Copy out each line that mentions the word "name".
------------------------------------------------------------
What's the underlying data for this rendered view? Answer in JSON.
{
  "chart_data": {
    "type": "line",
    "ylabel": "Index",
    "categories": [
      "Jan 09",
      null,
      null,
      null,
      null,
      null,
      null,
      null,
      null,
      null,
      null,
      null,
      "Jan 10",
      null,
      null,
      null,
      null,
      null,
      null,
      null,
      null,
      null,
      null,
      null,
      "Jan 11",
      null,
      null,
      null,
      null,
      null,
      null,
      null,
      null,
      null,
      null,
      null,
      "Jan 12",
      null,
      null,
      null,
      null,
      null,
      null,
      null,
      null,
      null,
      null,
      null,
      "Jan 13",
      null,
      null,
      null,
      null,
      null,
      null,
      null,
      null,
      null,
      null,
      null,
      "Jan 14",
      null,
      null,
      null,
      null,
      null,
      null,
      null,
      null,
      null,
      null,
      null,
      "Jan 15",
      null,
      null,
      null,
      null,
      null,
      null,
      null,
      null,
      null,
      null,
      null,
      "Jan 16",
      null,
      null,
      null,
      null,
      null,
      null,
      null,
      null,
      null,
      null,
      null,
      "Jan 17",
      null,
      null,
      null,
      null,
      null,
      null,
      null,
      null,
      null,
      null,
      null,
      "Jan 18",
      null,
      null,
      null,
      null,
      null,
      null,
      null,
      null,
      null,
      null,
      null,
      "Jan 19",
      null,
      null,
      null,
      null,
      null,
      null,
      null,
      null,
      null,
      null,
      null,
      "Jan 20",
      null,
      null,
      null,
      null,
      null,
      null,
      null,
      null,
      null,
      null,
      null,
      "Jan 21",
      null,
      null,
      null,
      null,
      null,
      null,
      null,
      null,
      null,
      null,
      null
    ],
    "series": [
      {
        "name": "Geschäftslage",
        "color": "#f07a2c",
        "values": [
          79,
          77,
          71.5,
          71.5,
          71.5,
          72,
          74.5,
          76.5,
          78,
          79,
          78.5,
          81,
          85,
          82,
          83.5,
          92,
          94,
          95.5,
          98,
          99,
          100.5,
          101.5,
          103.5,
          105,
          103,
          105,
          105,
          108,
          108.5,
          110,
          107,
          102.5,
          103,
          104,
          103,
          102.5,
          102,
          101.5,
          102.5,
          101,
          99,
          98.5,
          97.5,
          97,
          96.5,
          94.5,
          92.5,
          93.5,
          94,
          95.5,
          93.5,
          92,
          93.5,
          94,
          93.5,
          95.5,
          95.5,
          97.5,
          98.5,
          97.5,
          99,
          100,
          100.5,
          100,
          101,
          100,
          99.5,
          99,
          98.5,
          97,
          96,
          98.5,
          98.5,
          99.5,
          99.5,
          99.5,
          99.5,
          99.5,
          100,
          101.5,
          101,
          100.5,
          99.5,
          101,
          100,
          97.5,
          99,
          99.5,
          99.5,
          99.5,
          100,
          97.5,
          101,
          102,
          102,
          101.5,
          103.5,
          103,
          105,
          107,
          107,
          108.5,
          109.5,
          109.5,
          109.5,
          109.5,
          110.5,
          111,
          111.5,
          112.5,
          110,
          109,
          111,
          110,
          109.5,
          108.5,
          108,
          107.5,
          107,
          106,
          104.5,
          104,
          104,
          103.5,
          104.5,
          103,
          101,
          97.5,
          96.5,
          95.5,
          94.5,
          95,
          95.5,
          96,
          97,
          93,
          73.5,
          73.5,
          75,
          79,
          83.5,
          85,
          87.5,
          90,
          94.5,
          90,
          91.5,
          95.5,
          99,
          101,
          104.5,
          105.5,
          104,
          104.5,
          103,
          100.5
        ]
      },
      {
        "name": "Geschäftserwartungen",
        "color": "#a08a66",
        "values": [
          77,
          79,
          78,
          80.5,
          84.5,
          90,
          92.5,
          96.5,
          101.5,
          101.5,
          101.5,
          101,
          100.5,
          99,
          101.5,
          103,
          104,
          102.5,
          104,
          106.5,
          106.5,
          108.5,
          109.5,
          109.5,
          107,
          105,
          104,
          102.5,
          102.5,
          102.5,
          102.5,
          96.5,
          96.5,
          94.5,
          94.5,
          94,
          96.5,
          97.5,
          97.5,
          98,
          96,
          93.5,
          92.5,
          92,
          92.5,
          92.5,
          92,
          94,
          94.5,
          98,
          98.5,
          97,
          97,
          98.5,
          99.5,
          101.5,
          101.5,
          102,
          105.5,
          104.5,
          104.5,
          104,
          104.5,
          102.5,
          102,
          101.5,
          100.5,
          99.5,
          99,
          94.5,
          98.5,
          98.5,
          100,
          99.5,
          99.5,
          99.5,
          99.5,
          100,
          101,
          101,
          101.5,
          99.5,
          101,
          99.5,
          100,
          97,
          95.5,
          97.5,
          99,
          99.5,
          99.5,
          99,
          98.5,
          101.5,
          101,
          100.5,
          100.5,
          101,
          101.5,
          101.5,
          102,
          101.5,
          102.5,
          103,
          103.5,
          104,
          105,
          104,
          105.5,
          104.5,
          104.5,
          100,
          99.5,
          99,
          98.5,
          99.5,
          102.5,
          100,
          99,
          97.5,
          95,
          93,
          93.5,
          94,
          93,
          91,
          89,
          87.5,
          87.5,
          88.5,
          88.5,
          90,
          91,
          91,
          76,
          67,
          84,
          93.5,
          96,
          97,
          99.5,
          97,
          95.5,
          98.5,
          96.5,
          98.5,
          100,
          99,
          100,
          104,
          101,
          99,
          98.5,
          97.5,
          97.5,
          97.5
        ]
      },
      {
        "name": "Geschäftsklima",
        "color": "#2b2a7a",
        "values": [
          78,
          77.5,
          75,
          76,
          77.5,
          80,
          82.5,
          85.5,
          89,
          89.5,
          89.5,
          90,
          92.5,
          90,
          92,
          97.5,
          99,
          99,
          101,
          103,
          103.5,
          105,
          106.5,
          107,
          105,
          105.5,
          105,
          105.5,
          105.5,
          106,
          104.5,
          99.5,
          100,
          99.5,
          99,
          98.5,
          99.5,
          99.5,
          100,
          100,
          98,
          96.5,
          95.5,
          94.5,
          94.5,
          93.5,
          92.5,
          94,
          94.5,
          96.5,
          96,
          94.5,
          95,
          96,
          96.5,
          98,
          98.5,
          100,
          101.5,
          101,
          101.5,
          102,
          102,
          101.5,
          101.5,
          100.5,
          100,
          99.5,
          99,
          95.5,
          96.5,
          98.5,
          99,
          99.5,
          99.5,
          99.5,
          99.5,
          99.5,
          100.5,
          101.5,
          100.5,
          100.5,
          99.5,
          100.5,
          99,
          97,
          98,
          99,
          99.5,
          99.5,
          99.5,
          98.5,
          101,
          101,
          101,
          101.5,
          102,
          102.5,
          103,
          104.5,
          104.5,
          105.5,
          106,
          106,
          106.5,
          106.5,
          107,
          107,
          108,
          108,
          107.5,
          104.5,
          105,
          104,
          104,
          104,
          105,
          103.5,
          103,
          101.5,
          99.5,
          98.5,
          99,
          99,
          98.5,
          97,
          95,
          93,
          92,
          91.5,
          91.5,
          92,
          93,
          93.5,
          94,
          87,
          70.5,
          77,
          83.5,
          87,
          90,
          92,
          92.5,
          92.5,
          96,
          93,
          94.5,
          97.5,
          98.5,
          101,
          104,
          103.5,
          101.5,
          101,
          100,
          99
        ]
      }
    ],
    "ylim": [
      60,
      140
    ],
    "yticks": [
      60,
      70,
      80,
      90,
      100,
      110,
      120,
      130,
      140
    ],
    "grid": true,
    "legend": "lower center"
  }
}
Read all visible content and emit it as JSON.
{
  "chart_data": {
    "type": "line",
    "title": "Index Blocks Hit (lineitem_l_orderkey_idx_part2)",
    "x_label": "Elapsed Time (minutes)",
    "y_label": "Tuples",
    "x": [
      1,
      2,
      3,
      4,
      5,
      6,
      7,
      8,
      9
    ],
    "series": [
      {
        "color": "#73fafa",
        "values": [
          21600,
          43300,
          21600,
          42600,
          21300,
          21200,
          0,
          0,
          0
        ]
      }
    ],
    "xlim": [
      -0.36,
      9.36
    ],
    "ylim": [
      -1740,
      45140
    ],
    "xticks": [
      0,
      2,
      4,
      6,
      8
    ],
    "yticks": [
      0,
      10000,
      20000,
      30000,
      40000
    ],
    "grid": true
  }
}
------------------------------------------------------------
= The answer =
        "name": "Geschäftslage",
        "name": "Geschäftserwartungen",
        "name": "Geschäftsklima",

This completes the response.